* What you need to do *
Extract the whole listing as it stands. Do not include the pictures.

* Provided data *
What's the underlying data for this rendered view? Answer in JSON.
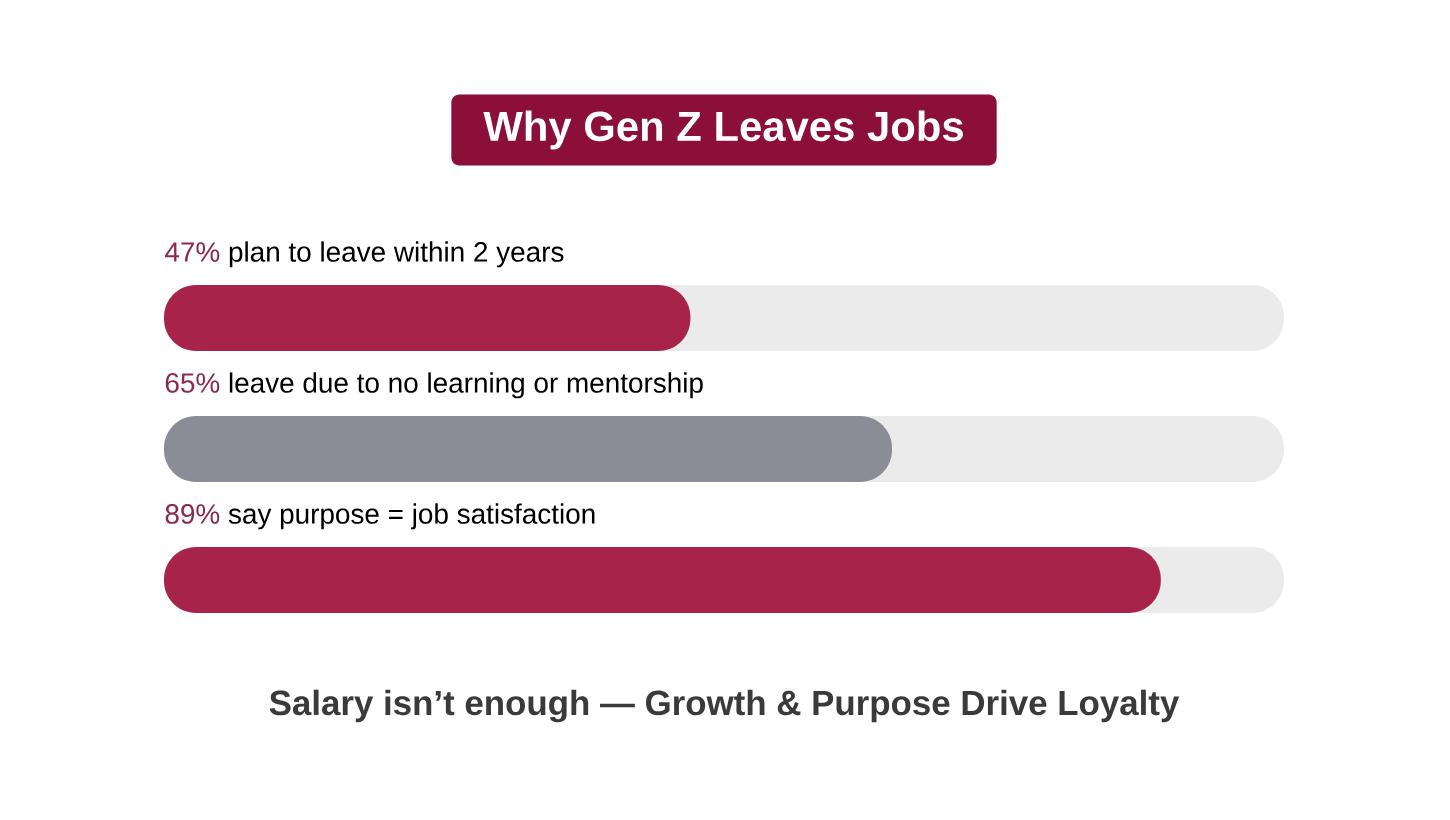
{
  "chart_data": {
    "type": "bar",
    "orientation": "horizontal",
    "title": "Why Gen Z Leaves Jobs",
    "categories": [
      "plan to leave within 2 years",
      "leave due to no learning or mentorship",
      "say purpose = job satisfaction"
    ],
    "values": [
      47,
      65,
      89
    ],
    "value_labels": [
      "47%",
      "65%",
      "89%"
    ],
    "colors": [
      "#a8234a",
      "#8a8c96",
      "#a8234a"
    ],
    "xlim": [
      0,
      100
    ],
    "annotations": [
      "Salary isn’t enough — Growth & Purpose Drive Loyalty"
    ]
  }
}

* Solution *
What's the underlying data for this rendered view? Answer in JSON.
{
  "chart_data": {
    "type": "bar",
    "orientation": "horizontal",
    "title": "Why Gen Z Leaves Jobs",
    "categories": [
      "plan to leave within 2 years",
      "leave due to no learning or mentorship",
      "say purpose = job satisfaction"
    ],
    "values": [
      47,
      65,
      89
    ],
    "value_labels": [
      "47%",
      "65%",
      "89%"
    ],
    "colors": [
      "#a8234a",
      "#8a8c96",
      "#a8234a"
    ],
    "xlim": [
      0,
      100
    ],
    "annotations": [
      "Salary isn’t enough — Growth & Purpose Drive Loyalty"
    ]
  }
}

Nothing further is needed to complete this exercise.